* begin *

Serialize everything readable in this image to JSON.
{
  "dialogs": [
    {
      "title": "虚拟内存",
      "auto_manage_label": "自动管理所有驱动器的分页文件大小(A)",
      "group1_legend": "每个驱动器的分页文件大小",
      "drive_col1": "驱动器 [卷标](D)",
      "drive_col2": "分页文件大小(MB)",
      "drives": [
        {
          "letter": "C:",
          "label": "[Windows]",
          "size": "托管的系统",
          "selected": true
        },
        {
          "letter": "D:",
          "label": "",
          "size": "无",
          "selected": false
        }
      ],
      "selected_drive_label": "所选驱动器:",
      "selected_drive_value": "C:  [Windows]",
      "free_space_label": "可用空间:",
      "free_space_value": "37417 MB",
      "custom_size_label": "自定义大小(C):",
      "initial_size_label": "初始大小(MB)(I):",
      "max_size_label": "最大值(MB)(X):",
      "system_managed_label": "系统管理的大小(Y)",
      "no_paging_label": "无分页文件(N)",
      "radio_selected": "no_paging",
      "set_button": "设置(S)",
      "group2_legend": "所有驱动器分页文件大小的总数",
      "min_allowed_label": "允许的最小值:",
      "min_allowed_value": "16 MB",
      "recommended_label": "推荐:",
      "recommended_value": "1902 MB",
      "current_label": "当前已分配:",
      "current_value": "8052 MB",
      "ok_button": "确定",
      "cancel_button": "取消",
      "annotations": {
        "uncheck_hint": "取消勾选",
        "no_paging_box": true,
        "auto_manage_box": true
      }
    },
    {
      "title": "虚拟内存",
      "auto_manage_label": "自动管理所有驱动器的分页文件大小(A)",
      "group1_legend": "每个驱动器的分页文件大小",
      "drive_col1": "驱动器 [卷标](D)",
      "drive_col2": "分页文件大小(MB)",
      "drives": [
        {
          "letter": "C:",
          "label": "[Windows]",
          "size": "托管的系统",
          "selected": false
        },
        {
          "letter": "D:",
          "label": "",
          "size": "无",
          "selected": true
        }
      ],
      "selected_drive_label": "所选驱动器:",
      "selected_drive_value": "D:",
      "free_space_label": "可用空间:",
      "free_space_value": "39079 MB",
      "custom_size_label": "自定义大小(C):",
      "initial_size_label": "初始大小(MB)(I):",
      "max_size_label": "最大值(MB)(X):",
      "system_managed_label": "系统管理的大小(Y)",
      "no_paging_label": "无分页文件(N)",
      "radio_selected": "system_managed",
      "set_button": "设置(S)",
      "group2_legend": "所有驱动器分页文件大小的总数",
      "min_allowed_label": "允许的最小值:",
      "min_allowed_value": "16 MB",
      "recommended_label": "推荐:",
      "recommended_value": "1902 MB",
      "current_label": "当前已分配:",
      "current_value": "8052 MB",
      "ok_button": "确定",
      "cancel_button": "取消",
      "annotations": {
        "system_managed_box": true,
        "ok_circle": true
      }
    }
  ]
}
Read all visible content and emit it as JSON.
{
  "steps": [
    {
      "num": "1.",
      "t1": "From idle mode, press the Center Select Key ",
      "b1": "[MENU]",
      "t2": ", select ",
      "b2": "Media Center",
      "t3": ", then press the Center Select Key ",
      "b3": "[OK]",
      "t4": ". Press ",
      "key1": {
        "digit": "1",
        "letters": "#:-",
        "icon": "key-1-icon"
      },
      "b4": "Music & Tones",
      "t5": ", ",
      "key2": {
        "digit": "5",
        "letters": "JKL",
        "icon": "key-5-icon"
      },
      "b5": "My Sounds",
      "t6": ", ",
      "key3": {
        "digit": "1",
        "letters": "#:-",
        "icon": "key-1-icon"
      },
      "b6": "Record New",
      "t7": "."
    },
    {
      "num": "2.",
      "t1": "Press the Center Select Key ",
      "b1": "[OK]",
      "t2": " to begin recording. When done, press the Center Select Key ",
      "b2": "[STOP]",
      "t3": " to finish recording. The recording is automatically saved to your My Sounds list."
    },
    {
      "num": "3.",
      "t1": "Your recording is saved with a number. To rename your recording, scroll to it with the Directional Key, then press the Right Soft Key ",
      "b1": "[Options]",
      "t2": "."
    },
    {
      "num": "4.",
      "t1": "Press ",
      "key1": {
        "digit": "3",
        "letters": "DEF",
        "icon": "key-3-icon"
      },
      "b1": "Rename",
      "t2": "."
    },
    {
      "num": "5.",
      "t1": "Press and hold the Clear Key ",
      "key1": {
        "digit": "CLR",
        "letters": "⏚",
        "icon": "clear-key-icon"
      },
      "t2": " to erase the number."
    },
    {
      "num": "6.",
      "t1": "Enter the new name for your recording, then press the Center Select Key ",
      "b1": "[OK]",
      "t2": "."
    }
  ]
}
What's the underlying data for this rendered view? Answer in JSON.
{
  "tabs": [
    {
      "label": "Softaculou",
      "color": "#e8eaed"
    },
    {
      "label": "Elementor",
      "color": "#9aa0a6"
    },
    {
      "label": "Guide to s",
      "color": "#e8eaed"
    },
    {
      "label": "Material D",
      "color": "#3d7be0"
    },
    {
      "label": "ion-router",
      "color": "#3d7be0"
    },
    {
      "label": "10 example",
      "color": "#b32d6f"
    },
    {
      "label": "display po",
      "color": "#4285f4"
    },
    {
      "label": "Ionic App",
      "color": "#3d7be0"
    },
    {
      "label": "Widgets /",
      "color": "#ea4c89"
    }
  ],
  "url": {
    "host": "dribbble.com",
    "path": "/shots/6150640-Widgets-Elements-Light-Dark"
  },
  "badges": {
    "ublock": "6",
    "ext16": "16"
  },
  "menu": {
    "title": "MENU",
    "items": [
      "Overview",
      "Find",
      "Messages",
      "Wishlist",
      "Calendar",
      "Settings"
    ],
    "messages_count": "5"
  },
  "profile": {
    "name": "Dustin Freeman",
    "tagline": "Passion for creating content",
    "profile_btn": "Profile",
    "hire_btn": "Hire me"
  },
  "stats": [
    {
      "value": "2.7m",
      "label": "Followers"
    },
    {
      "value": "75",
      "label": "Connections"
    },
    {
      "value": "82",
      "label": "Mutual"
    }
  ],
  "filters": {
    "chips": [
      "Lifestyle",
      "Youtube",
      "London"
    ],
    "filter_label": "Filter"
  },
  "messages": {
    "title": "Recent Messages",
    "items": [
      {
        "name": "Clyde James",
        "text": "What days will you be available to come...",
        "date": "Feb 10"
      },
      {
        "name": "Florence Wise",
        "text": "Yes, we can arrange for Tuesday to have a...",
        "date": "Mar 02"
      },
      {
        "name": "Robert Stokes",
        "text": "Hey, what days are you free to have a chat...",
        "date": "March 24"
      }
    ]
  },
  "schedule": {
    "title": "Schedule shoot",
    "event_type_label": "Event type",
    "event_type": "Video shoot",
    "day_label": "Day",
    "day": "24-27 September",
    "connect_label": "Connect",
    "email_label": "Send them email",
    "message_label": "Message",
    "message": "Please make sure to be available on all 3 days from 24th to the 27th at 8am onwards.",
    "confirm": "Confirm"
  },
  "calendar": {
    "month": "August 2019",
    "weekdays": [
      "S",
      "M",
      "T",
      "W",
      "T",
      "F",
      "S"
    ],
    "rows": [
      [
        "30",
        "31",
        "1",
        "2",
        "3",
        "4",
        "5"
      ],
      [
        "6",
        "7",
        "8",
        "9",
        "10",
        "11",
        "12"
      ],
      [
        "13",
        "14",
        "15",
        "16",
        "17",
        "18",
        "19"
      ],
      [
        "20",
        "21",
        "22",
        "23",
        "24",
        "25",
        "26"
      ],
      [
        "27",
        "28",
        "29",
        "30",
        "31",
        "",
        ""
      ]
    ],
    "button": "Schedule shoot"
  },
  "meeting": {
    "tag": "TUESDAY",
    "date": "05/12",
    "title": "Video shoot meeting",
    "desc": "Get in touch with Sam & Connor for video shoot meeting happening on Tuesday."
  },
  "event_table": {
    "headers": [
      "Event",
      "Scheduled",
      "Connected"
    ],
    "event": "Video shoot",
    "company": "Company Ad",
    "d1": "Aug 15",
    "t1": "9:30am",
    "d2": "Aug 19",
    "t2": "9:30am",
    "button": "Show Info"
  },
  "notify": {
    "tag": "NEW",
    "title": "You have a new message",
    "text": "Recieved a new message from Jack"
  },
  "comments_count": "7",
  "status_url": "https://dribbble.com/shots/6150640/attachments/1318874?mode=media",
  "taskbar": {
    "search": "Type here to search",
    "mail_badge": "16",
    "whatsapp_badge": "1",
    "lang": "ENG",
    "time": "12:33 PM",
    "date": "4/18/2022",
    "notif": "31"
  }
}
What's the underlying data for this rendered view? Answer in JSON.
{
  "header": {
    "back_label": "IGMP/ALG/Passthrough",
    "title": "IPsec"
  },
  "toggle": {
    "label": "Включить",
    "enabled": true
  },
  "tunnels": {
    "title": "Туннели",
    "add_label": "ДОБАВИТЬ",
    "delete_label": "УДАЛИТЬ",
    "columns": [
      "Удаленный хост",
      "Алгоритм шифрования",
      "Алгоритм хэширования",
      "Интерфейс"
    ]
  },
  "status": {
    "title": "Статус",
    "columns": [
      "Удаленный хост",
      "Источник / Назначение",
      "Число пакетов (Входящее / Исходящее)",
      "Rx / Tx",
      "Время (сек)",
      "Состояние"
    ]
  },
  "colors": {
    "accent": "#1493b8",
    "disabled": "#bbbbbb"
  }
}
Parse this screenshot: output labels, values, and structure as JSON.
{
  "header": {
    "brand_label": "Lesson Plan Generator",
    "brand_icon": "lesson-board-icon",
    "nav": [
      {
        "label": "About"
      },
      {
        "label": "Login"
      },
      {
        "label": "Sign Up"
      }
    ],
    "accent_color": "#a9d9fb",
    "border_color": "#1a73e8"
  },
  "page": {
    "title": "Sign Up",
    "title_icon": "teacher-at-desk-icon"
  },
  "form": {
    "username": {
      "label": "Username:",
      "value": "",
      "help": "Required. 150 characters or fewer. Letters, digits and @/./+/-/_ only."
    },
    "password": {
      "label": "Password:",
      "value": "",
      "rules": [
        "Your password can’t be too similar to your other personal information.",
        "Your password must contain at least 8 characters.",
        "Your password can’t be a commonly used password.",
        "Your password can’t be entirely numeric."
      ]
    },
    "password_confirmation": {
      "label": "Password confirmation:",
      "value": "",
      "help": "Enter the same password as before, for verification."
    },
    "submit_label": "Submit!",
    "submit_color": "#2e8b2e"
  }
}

* end *

= Written problem =
Look through the entries above and count each line holding "then"; report the count alone.

= Exercise solution =
3